WHAT THE TASK REQUIRES
Using the data below, gather each line that includes the word "color".

(Extracts from a graphics dataset)
____________

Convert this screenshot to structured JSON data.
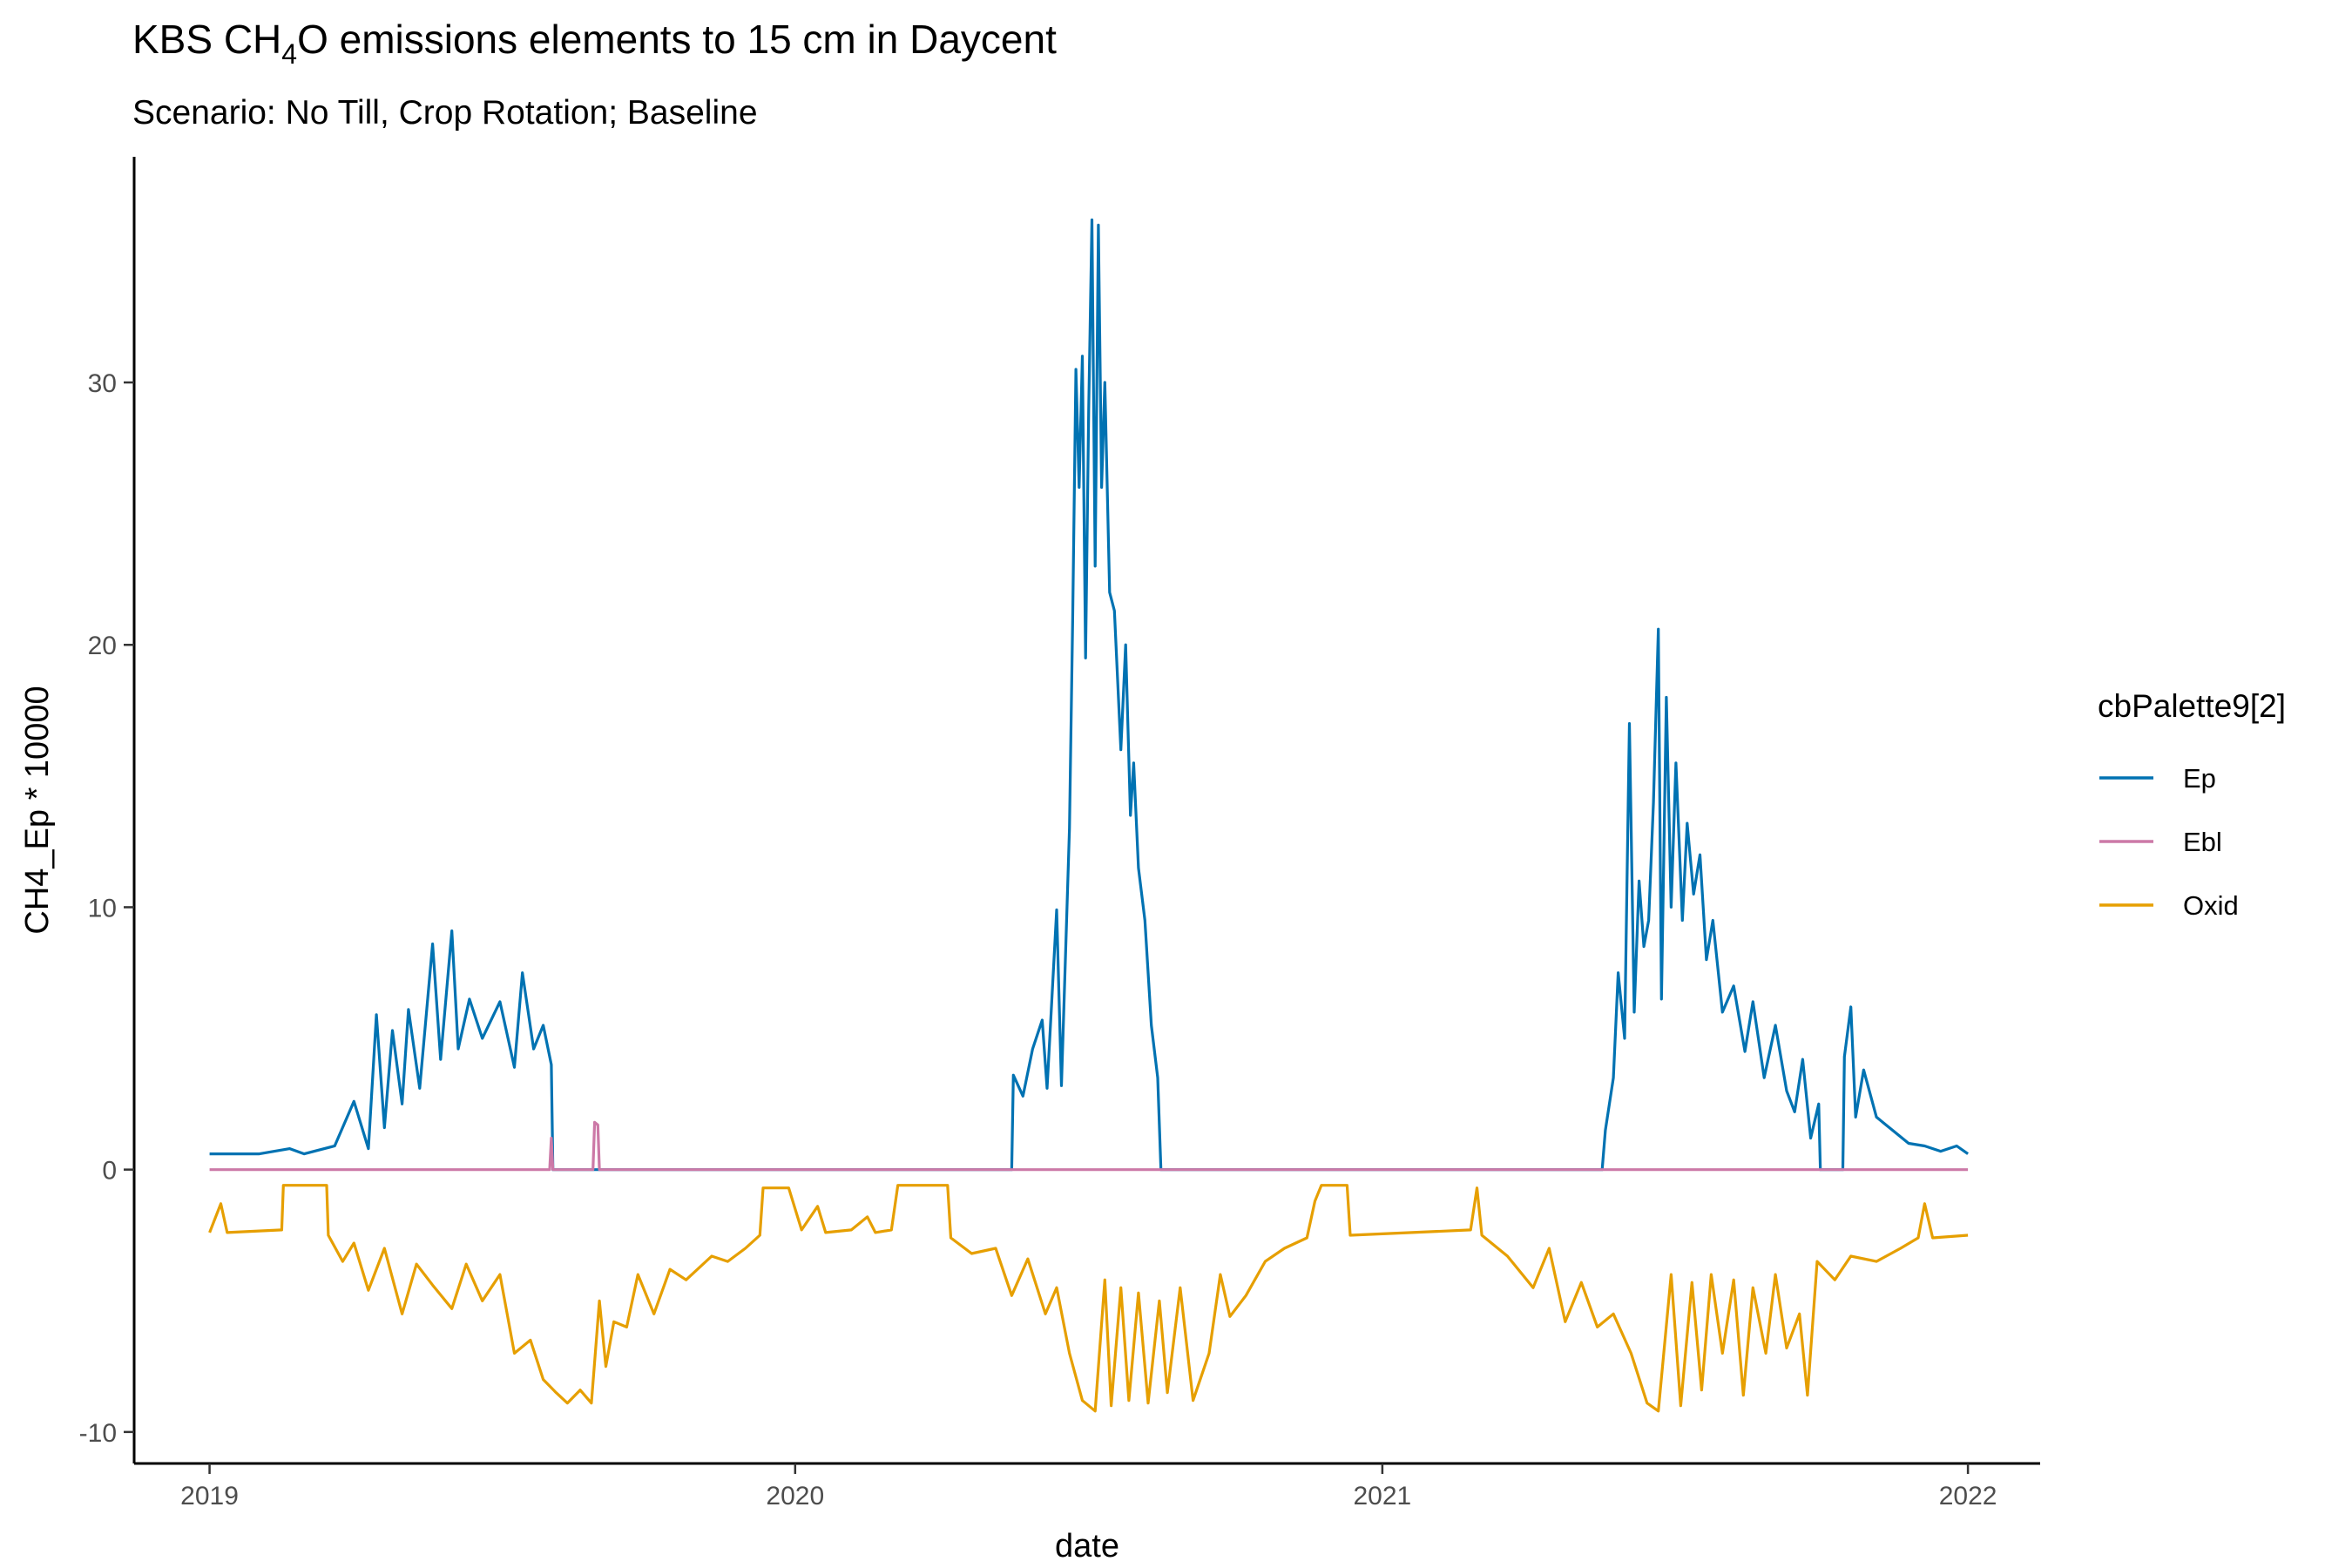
{
  "chart_data": {
    "type": "line",
    "title": "KBS CH",
    "title_subscript": "4",
    "title_rest": "O emissions elements to 15 cm in Daycent",
    "subtitle": "Scenario: No Till, Crop Rotation; Baseline",
    "xlabel": "date",
    "ylabel": "CH4_Ep * 10000",
    "xlim": [
      "2018-11-15",
      "2022-02-15"
    ],
    "ylim": [
      -11.2,
      38.6
    ],
    "x_ticks": [
      {
        "label": "2019",
        "date": "2019-01-01"
      },
      {
        "label": "2020",
        "date": "2020-01-01"
      },
      {
        "label": "2021",
        "date": "2021-01-01"
      },
      {
        "label": "2022",
        "date": "2022-01-01"
      }
    ],
    "y_ticks": [
      -10,
      0,
      10,
      20,
      30
    ],
    "grid": false,
    "legend": {
      "title": "cbPalette9[2]",
      "position": "right"
    },
    "series": [
      {
        "name": "Ep",
        "color": "#0072B2",
        "points": [
          [
            "2019-01-01",
            0.6
          ],
          [
            "2019-02-01",
            0.6
          ],
          [
            "2019-02-20",
            0.8
          ],
          [
            "2019-03-01",
            0.6
          ],
          [
            "2019-03-20",
            0.9
          ],
          [
            "2019-04-01",
            2.6
          ],
          [
            "2019-04-10",
            0.8
          ],
          [
            "2019-04-15",
            5.9
          ],
          [
            "2019-04-20",
            1.6
          ],
          [
            "2019-04-25",
            5.3
          ],
          [
            "2019-05-01",
            2.5
          ],
          [
            "2019-05-05",
            6.1
          ],
          [
            "2019-05-12",
            3.1
          ],
          [
            "2019-05-20",
            8.6
          ],
          [
            "2019-05-25",
            4.2
          ],
          [
            "2019-06-01",
            9.1
          ],
          [
            "2019-06-05",
            4.6
          ],
          [
            "2019-06-12",
            6.5
          ],
          [
            "2019-06-20",
            5.0
          ],
          [
            "2019-07-01",
            6.4
          ],
          [
            "2019-07-10",
            3.9
          ],
          [
            "2019-07-15",
            7.5
          ],
          [
            "2019-07-22",
            4.6
          ],
          [
            "2019-07-28",
            5.5
          ],
          [
            "2019-08-02",
            4.0
          ],
          [
            "2019-08-03",
            0.0
          ],
          [
            "2020-05-15",
            0.0
          ],
          [
            "2020-05-16",
            3.6
          ],
          [
            "2020-05-22",
            2.8
          ],
          [
            "2020-05-28",
            4.6
          ],
          [
            "2020-06-03",
            5.7
          ],
          [
            "2020-06-06",
            3.1
          ],
          [
            "2020-06-12",
            9.9
          ],
          [
            "2020-06-15",
            3.2
          ],
          [
            "2020-06-20",
            13.0
          ],
          [
            "2020-06-22",
            21.0
          ],
          [
            "2020-06-24",
            30.5
          ],
          [
            "2020-06-26",
            26.0
          ],
          [
            "2020-06-28",
            31.0
          ],
          [
            "2020-06-30",
            19.5
          ],
          [
            "2020-07-02",
            29.0
          ],
          [
            "2020-07-04",
            36.2
          ],
          [
            "2020-07-06",
            23.0
          ],
          [
            "2020-07-08",
            36.0
          ],
          [
            "2020-07-10",
            26.0
          ],
          [
            "2020-07-12",
            30.0
          ],
          [
            "2020-07-15",
            22.0
          ],
          [
            "2020-07-18",
            21.3
          ],
          [
            "2020-07-22",
            16.0
          ],
          [
            "2020-07-25",
            20.0
          ],
          [
            "2020-07-28",
            13.5
          ],
          [
            "2020-07-30",
            15.5
          ],
          [
            "2020-08-02",
            11.5
          ],
          [
            "2020-08-06",
            9.5
          ],
          [
            "2020-08-10",
            5.5
          ],
          [
            "2020-08-14",
            3.5
          ],
          [
            "2020-08-16",
            0.0
          ],
          [
            "2021-05-18",
            0.0
          ],
          [
            "2021-05-20",
            1.5
          ],
          [
            "2021-05-25",
            3.5
          ],
          [
            "2021-05-28",
            7.5
          ],
          [
            "2021-06-01",
            5.0
          ],
          [
            "2021-06-04",
            17.0
          ],
          [
            "2021-06-07",
            6.0
          ],
          [
            "2021-06-10",
            11.0
          ],
          [
            "2021-06-13",
            8.5
          ],
          [
            "2021-06-16",
            9.5
          ],
          [
            "2021-06-19",
            14.0
          ],
          [
            "2021-06-22",
            20.6
          ],
          [
            "2021-06-24",
            6.5
          ],
          [
            "2021-06-27",
            18.0
          ],
          [
            "2021-06-30",
            10.0
          ],
          [
            "2021-07-03",
            15.5
          ],
          [
            "2021-07-07",
            9.5
          ],
          [
            "2021-07-10",
            13.2
          ],
          [
            "2021-07-14",
            10.5
          ],
          [
            "2021-07-18",
            12.0
          ],
          [
            "2021-07-22",
            8.0
          ],
          [
            "2021-07-26",
            9.5
          ],
          [
            "2021-08-01",
            6.0
          ],
          [
            "2021-08-08",
            7.0
          ],
          [
            "2021-08-15",
            4.5
          ],
          [
            "2021-08-20",
            6.4
          ],
          [
            "2021-08-27",
            3.5
          ],
          [
            "2021-09-03",
            5.5
          ],
          [
            "2021-09-10",
            3.0
          ],
          [
            "2021-09-15",
            2.2
          ],
          [
            "2021-09-20",
            4.2
          ],
          [
            "2021-09-25",
            1.2
          ],
          [
            "2021-09-30",
            2.5
          ],
          [
            "2021-10-01",
            0.0
          ],
          [
            "2021-10-15",
            0.0
          ],
          [
            "2021-10-16",
            4.3
          ],
          [
            "2021-10-20",
            6.2
          ],
          [
            "2021-10-23",
            2.0
          ],
          [
            "2021-10-28",
            3.8
          ],
          [
            "2021-11-05",
            2.0
          ],
          [
            "2021-11-15",
            1.5
          ],
          [
            "2021-11-25",
            1.0
          ],
          [
            "2021-12-05",
            0.9
          ],
          [
            "2021-12-15",
            0.7
          ],
          [
            "2021-12-25",
            0.9
          ],
          [
            "2022-01-01",
            0.6
          ]
        ]
      },
      {
        "name": "Ebl",
        "color": "#CC79A7",
        "points": [
          [
            "2019-01-01",
            0.0
          ],
          [
            "2019-08-01",
            0.0
          ],
          [
            "2019-08-02",
            1.2
          ],
          [
            "2019-08-03",
            0.0
          ],
          [
            "2019-08-28",
            0.0
          ],
          [
            "2019-08-29",
            1.8
          ],
          [
            "2019-08-31",
            1.7
          ],
          [
            "2019-09-01",
            0.0
          ],
          [
            "2022-01-01",
            0.0
          ]
        ]
      },
      {
        "name": "Oxid",
        "color": "#E69F00",
        "points": [
          [
            "2019-01-01",
            -2.4
          ],
          [
            "2019-01-08",
            -1.3
          ],
          [
            "2019-01-12",
            -2.4
          ],
          [
            "2019-02-15",
            -2.3
          ],
          [
            "2019-02-16",
            -0.6
          ],
          [
            "2019-03-15",
            -0.6
          ],
          [
            "2019-03-16",
            -2.5
          ],
          [
            "2019-03-25",
            -3.5
          ],
          [
            "2019-04-01",
            -2.8
          ],
          [
            "2019-04-10",
            -4.6
          ],
          [
            "2019-04-20",
            -3.0
          ],
          [
            "2019-05-01",
            -5.5
          ],
          [
            "2019-05-10",
            -3.6
          ],
          [
            "2019-05-20",
            -4.4
          ],
          [
            "2019-06-01",
            -5.3
          ],
          [
            "2019-06-10",
            -3.6
          ],
          [
            "2019-06-20",
            -5.0
          ],
          [
            "2019-07-01",
            -4.0
          ],
          [
            "2019-07-10",
            -7.0
          ],
          [
            "2019-07-20",
            -6.5
          ],
          [
            "2019-07-28",
            -8.0
          ],
          [
            "2019-08-05",
            -8.5
          ],
          [
            "2019-08-12",
            -8.9
          ],
          [
            "2019-08-20",
            -8.4
          ],
          [
            "2019-08-27",
            -8.9
          ],
          [
            "2019-09-01",
            -5.0
          ],
          [
            "2019-09-05",
            -7.5
          ],
          [
            "2019-09-10",
            -5.8
          ],
          [
            "2019-09-18",
            -6.0
          ],
          [
            "2019-09-25",
            -4.0
          ],
          [
            "2019-10-05",
            -5.5
          ],
          [
            "2019-10-15",
            -3.8
          ],
          [
            "2019-10-25",
            -4.2
          ],
          [
            "2019-11-10",
            -3.3
          ],
          [
            "2019-11-20",
            -3.5
          ],
          [
            "2019-12-01",
            -3.0
          ],
          [
            "2019-12-10",
            -2.5
          ],
          [
            "2019-12-12",
            -0.7
          ],
          [
            "2019-12-28",
            -0.7
          ],
          [
            "2020-01-05",
            -2.3
          ],
          [
            "2020-01-15",
            -1.4
          ],
          [
            "2020-01-20",
            -2.4
          ],
          [
            "2020-02-05",
            -2.3
          ],
          [
            "2020-02-15",
            -1.8
          ],
          [
            "2020-02-20",
            -2.4
          ],
          [
            "2020-03-01",
            -2.3
          ],
          [
            "2020-03-05",
            -0.6
          ],
          [
            "2020-04-05",
            -0.6
          ],
          [
            "2020-04-07",
            -2.6
          ],
          [
            "2020-04-20",
            -3.2
          ],
          [
            "2020-05-05",
            -3.0
          ],
          [
            "2020-05-15",
            -4.8
          ],
          [
            "2020-05-25",
            -3.4
          ],
          [
            "2020-06-05",
            -5.5
          ],
          [
            "2020-06-12",
            -4.5
          ],
          [
            "2020-06-20",
            -7.0
          ],
          [
            "2020-06-28",
            -8.8
          ],
          [
            "2020-07-06",
            -9.2
          ],
          [
            "2020-07-12",
            -4.2
          ],
          [
            "2020-07-16",
            -9.0
          ],
          [
            "2020-07-22",
            -4.5
          ],
          [
            "2020-07-27",
            -8.8
          ],
          [
            "2020-08-02",
            -4.7
          ],
          [
            "2020-08-08",
            -8.9
          ],
          [
            "2020-08-15",
            -5.0
          ],
          [
            "2020-08-20",
            -8.5
          ],
          [
            "2020-08-28",
            -4.5
          ],
          [
            "2020-09-05",
            -8.8
          ],
          [
            "2020-09-15",
            -7.0
          ],
          [
            "2020-09-22",
            -4.0
          ],
          [
            "2020-09-28",
            -5.6
          ],
          [
            "2020-10-08",
            -4.8
          ],
          [
            "2020-10-20",
            -3.5
          ],
          [
            "2020-11-01",
            -3.0
          ],
          [
            "2020-11-15",
            -2.6
          ],
          [
            "2020-11-20",
            -1.2
          ],
          [
            "2020-11-24",
            -0.6
          ],
          [
            "2020-12-10",
            -0.6
          ],
          [
            "2020-12-12",
            -2.5
          ],
          [
            "2021-02-25",
            -2.3
          ],
          [
            "2021-03-01",
            -0.7
          ],
          [
            "2021-03-04",
            -2.5
          ],
          [
            "2021-03-20",
            -3.3
          ],
          [
            "2021-04-05",
            -4.5
          ],
          [
            "2021-04-15",
            -3.0
          ],
          [
            "2021-04-25",
            -5.8
          ],
          [
            "2021-05-05",
            -4.3
          ],
          [
            "2021-05-15",
            -6.0
          ],
          [
            "2021-05-25",
            -5.5
          ],
          [
            "2021-06-05",
            -7.0
          ],
          [
            "2021-06-15",
            -8.9
          ],
          [
            "2021-06-22",
            -9.2
          ],
          [
            "2021-06-30",
            -4.0
          ],
          [
            "2021-07-06",
            -9.0
          ],
          [
            "2021-07-13",
            -4.3
          ],
          [
            "2021-07-19",
            -8.4
          ],
          [
            "2021-07-25",
            -4.0
          ],
          [
            "2021-08-01",
            -7.0
          ],
          [
            "2021-08-08",
            -4.2
          ],
          [
            "2021-08-14",
            -8.6
          ],
          [
            "2021-08-20",
            -4.5
          ],
          [
            "2021-08-28",
            -7.0
          ],
          [
            "2021-09-03",
            -4.0
          ],
          [
            "2021-09-10",
            -6.8
          ],
          [
            "2021-09-18",
            -5.5
          ],
          [
            "2021-09-23",
            -8.6
          ],
          [
            "2021-09-29",
            -3.5
          ],
          [
            "2021-10-10",
            -4.2
          ],
          [
            "2021-10-20",
            -3.3
          ],
          [
            "2021-11-05",
            -3.5
          ],
          [
            "2021-11-20",
            -3.0
          ],
          [
            "2021-12-01",
            -2.6
          ],
          [
            "2021-12-05",
            -1.3
          ],
          [
            "2021-12-10",
            -2.6
          ],
          [
            "2022-01-01",
            -2.5
          ]
        ]
      }
    ]
  }
}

____________

RESPONSE TO THE TASK
        "color": "#0072B2",
        "color": "#CC79A7",
        "color": "#E69F00",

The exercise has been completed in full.